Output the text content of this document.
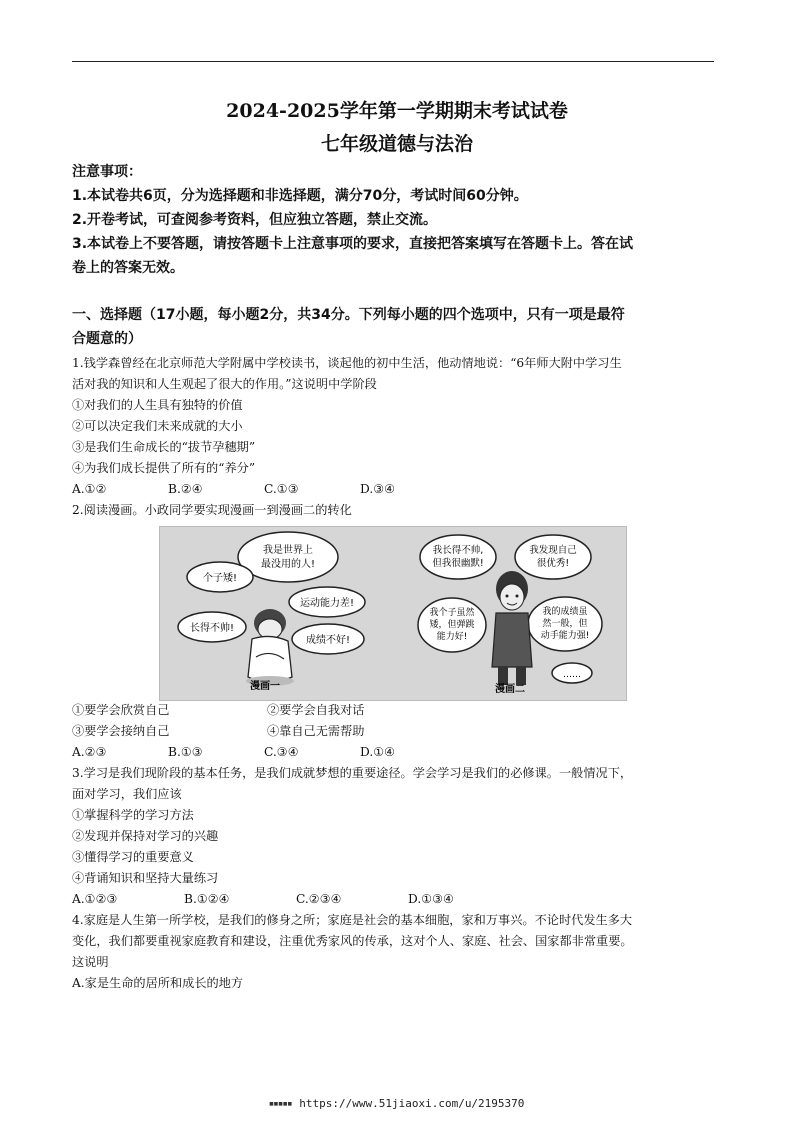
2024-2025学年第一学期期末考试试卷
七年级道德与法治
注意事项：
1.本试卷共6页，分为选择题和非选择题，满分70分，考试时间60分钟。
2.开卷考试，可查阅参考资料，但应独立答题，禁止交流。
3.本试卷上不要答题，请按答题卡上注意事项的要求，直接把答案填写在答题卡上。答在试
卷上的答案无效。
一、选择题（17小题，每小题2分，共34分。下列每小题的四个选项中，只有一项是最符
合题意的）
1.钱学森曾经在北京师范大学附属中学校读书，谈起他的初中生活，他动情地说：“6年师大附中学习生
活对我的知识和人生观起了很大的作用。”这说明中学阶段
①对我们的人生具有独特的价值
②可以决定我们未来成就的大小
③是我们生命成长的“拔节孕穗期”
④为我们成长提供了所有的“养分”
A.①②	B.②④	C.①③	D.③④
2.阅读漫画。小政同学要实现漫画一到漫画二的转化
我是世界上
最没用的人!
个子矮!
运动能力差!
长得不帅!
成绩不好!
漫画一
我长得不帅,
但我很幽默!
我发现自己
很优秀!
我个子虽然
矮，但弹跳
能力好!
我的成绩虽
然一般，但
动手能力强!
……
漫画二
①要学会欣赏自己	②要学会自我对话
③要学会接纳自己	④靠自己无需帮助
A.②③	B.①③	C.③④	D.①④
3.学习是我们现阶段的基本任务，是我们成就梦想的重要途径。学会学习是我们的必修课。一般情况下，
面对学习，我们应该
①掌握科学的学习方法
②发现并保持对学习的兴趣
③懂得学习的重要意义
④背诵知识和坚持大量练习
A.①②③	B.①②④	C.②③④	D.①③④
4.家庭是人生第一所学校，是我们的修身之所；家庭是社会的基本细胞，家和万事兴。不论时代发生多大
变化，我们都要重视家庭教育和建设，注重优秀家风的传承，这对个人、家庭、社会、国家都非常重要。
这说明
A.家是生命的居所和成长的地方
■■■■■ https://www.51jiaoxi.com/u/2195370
==
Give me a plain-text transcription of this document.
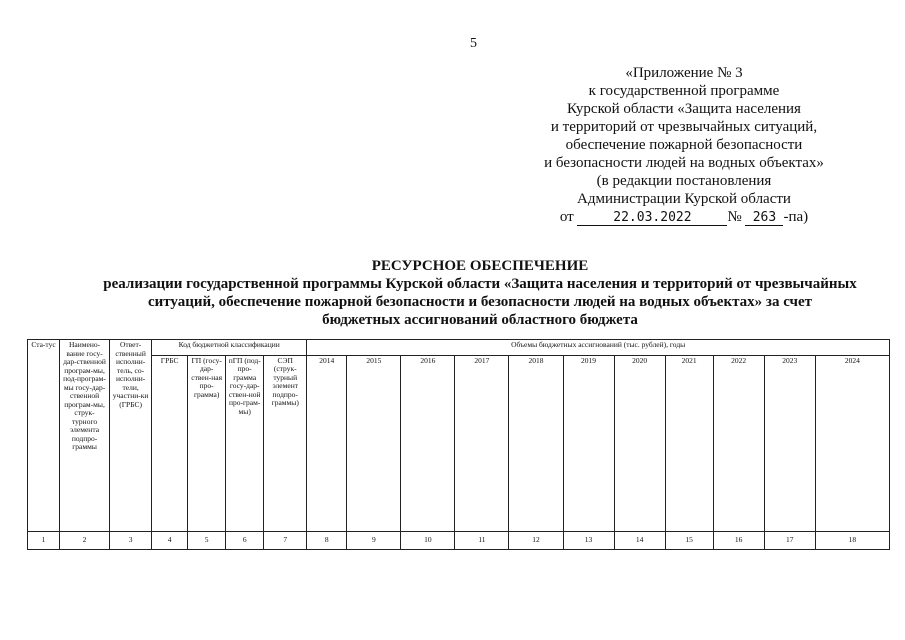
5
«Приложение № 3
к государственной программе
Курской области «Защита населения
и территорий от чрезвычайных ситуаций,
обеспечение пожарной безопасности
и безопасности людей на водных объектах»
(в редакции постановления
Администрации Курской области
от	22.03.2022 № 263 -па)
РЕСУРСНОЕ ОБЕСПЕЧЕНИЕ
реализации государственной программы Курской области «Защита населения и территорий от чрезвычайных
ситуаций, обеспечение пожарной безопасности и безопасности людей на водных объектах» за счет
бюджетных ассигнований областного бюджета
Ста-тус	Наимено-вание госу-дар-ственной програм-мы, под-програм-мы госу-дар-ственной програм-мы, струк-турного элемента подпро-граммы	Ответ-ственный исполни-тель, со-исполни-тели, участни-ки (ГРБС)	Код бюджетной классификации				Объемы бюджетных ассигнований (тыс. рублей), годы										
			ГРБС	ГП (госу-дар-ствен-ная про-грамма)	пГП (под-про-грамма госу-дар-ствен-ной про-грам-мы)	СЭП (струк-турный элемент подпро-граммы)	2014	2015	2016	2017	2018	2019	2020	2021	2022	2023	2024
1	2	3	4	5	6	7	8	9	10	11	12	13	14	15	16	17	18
...
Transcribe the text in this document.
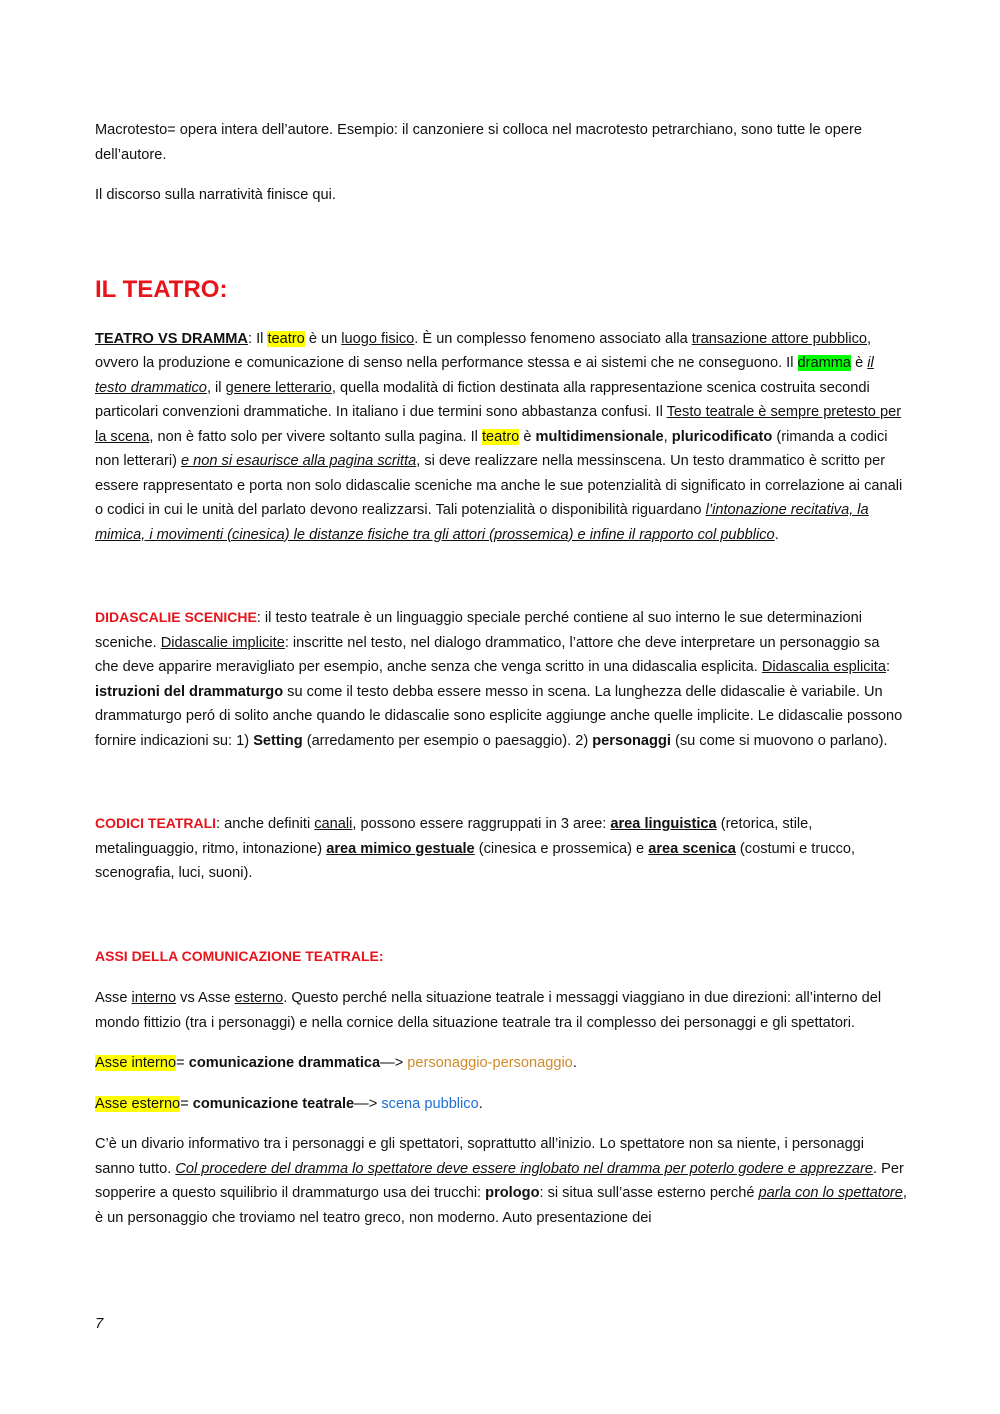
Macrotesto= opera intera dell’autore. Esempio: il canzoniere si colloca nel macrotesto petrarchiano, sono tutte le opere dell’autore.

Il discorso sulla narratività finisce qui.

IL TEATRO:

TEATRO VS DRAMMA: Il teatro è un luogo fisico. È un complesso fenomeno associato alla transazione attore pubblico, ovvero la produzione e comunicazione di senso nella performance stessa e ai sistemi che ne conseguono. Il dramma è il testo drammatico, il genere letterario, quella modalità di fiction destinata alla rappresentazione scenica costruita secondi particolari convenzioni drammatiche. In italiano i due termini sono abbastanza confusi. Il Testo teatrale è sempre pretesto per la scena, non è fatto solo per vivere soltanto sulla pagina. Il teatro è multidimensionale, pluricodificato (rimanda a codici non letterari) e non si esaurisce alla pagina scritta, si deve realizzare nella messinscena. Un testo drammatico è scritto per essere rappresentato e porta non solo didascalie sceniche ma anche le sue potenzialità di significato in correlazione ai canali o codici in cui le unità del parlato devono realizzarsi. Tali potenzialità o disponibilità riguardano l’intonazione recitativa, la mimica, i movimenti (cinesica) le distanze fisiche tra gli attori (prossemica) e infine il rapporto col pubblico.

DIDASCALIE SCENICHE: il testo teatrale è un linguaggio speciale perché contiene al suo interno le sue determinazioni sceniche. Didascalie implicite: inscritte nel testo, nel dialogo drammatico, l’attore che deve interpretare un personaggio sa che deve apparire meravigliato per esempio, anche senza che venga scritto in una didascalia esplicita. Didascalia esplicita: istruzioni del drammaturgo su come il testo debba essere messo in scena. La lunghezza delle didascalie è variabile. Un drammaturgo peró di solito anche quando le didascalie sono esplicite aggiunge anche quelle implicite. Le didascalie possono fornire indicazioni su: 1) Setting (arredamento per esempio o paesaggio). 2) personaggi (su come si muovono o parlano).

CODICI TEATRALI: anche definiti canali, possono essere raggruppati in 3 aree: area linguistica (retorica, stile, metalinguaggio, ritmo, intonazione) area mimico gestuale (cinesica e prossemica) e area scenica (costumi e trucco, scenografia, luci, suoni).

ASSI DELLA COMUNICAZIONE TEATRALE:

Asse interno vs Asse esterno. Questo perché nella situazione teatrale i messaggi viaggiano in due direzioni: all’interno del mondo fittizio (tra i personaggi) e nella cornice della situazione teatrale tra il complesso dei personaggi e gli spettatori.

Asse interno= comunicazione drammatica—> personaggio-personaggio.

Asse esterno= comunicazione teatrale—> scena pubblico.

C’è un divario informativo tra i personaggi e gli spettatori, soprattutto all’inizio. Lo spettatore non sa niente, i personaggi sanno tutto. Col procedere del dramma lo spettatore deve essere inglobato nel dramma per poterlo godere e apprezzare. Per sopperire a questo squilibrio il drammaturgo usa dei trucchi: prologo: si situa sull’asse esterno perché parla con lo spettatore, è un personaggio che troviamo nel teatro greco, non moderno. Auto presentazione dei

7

Exercise objective >> Search the entries for the word "document" and pick out every line that holds it.

Solution >>
Output the text content of this document.
Give me a plain-text transcription of this document.
Transcribe the text in this document.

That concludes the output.